> EXERCISE DIRECTIONS
Restate the records in their entirety, word for word.

━━━━━━━━━━━━━━━━

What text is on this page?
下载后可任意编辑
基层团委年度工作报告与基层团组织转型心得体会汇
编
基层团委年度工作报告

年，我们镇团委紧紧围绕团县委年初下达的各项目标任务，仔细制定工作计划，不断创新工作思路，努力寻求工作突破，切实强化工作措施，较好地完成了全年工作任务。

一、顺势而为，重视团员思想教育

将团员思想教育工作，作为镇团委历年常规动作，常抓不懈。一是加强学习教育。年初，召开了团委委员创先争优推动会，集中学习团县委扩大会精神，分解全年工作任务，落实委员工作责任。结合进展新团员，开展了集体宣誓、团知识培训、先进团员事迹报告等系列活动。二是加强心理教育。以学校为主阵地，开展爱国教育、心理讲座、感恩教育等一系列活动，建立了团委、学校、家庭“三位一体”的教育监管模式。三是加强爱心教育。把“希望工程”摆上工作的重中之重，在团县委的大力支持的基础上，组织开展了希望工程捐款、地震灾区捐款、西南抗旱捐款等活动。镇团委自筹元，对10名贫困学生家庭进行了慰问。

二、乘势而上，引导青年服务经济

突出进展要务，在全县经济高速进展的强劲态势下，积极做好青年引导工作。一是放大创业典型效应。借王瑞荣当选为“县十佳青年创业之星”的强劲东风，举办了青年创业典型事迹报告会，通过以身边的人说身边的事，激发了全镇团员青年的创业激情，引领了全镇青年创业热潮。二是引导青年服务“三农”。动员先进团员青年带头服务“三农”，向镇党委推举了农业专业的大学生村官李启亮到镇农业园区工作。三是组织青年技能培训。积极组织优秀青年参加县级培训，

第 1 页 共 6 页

━━━━━━━━━━━━━━━━

> TASK OUTPUT
What text is on this page?
下载后可任意编辑
基层团委年度工作报告与基层团组织转型心得体会汇
编
基层团委年度工作报告

年，我们镇团委紧紧围绕团县委年初下达的各项目标任务，仔细制定工作计划，不断创新工作思路，努力寻求工作突破，切实强化工作措施，较好地完成了全年工作任务。

一、顺势而为，重视团员思想教育

将团员思想教育工作，作为镇团委历年常规动作，常抓不懈。一是加强学习教育。年初，召开了团委委员创先争优推动会，集中学习团县委扩大会精神，分解全年工作任务，落实委员工作责任。结合进展新团员，开展了集体宣誓、团知识培训、先进团员事迹报告等系列活动。二是加强心理教育。以学校为主阵地，开展爱国教育、心理讲座、感恩教育等一系列活动，建立了团委、学校、家庭“三位一体”的教育监管模式。三是加强爱心教育。把“希望工程”摆上工作的重中之重，在团县委的大力支持的基础上，组织开展了希望工程捐款、地震灾区捐款、西南抗旱捐款等活动。镇团委自筹元，对10名贫困学生家庭进行了慰问。

二、乘势而上，引导青年服务经济

突出进展要务，在全县经济高速进展的强劲态势下，积极做好青年引导工作。一是放大创业典型效应。借王瑞荣当选为“县十佳青年创业之星”的强劲东风，举办了青年创业典型事迹报告会，通过以身边的人说身边的事，激发了全镇团员青年的创业激情，引领了全镇青年创业热潮。二是引导青年服务“三农”。动员先进团员青年带头服务“三农”，向镇党委推举了农业专业的大学生村官李启亮到镇农业园区工作。三是组织青年技能培训。积极组织优秀青年参加县级培训，

第 1 页 共 6 页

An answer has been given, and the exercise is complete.